WORK TO COMPLETE -
Report each line of the data that has "refid" somewhere in it.

RECORD EXCERPTS -

════════════════

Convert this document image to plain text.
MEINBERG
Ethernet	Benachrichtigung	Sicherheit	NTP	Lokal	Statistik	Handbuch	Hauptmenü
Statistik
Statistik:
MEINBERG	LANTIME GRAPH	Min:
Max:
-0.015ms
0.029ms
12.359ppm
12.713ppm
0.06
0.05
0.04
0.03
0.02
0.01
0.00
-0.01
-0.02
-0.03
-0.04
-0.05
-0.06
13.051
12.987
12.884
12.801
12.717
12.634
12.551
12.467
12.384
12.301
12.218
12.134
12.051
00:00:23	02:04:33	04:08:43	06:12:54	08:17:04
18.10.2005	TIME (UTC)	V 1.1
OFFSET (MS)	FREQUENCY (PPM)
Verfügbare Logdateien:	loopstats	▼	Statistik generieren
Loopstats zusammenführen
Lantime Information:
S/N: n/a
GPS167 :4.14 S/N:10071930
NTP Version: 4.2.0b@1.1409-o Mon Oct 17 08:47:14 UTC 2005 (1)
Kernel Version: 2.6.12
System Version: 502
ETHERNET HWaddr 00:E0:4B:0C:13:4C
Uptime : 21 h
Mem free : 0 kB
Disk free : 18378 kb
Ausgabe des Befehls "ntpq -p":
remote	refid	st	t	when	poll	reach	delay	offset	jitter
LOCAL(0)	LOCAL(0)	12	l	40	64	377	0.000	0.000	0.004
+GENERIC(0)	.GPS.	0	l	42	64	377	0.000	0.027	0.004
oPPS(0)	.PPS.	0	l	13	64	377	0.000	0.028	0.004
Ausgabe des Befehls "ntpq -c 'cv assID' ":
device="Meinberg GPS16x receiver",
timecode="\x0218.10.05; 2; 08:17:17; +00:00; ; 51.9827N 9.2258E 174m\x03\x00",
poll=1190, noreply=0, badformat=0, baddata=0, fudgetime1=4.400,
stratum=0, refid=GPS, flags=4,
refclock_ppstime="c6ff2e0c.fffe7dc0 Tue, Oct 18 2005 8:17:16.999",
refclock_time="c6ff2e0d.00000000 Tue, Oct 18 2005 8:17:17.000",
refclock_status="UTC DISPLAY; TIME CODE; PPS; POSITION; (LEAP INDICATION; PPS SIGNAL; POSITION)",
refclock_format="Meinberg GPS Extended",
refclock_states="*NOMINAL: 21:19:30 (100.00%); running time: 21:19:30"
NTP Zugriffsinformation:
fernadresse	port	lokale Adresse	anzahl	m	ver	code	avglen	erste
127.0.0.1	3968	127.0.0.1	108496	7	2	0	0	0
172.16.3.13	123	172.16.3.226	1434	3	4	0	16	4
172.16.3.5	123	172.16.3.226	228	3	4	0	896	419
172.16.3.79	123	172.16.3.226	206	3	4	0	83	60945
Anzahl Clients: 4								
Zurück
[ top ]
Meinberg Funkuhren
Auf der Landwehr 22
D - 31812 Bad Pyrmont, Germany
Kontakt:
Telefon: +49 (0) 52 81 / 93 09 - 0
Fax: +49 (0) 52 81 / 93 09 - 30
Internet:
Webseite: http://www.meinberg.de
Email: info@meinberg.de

════════════════

ANSWER BELOW -
remote	refid	st	t	when	poll	reach	delay	offset	jitter
stratum=0, refid=GPS, flags=4,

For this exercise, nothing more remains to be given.